Problem statement. Search the material for "JSON" and show all lines that contain it.

>> Begin Information given

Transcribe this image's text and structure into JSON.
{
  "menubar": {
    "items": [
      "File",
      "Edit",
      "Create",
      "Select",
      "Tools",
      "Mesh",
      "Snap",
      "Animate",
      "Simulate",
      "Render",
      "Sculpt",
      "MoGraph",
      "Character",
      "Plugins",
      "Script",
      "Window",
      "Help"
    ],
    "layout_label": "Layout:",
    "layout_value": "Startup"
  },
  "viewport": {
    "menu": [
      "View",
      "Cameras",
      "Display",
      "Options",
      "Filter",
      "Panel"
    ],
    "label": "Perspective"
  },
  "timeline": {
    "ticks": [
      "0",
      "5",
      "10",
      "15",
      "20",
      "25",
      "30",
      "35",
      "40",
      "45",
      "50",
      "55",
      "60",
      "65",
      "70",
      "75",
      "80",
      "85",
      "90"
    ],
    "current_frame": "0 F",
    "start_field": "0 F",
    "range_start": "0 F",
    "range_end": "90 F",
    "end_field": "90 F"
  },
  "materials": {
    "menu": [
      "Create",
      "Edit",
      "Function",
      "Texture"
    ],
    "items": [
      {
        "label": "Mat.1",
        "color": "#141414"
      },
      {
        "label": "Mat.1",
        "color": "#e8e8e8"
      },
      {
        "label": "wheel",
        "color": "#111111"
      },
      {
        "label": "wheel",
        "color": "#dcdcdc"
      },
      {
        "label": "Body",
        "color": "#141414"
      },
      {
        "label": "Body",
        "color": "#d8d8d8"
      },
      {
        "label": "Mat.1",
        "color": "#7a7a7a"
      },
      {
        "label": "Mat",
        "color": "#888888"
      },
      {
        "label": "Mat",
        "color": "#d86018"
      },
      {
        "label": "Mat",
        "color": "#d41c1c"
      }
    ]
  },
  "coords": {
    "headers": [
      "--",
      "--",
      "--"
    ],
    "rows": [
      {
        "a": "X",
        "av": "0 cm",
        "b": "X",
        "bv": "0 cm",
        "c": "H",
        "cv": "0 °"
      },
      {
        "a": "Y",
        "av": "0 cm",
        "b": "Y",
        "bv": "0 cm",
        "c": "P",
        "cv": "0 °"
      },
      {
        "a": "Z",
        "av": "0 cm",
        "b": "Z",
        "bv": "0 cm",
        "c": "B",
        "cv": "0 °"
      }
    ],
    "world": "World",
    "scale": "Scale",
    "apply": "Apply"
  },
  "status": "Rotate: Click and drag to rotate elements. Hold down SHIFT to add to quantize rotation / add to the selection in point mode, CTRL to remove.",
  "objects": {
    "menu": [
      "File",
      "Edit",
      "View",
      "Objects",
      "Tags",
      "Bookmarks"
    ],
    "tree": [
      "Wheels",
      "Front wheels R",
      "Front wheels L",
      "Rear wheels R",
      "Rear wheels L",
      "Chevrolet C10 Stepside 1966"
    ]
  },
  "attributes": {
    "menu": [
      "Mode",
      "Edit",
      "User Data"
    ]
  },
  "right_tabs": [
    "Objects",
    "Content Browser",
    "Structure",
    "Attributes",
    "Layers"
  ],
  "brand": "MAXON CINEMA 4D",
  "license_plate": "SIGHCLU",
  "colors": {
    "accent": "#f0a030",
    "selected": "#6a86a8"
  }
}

>> End Information given
>> Begin Information given

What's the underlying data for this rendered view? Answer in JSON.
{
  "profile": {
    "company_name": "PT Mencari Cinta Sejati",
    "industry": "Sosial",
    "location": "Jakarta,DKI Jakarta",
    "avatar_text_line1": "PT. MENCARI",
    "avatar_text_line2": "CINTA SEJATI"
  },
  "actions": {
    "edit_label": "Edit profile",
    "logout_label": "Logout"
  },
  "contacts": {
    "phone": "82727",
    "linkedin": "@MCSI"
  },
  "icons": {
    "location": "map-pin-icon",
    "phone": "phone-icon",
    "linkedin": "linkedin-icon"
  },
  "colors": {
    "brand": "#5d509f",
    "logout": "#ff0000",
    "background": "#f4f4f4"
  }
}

>> End Information given

Task solution.
Transcribe this image's text and structure into JSON.
What's the underlying data for this rendered view? Answer in JSON.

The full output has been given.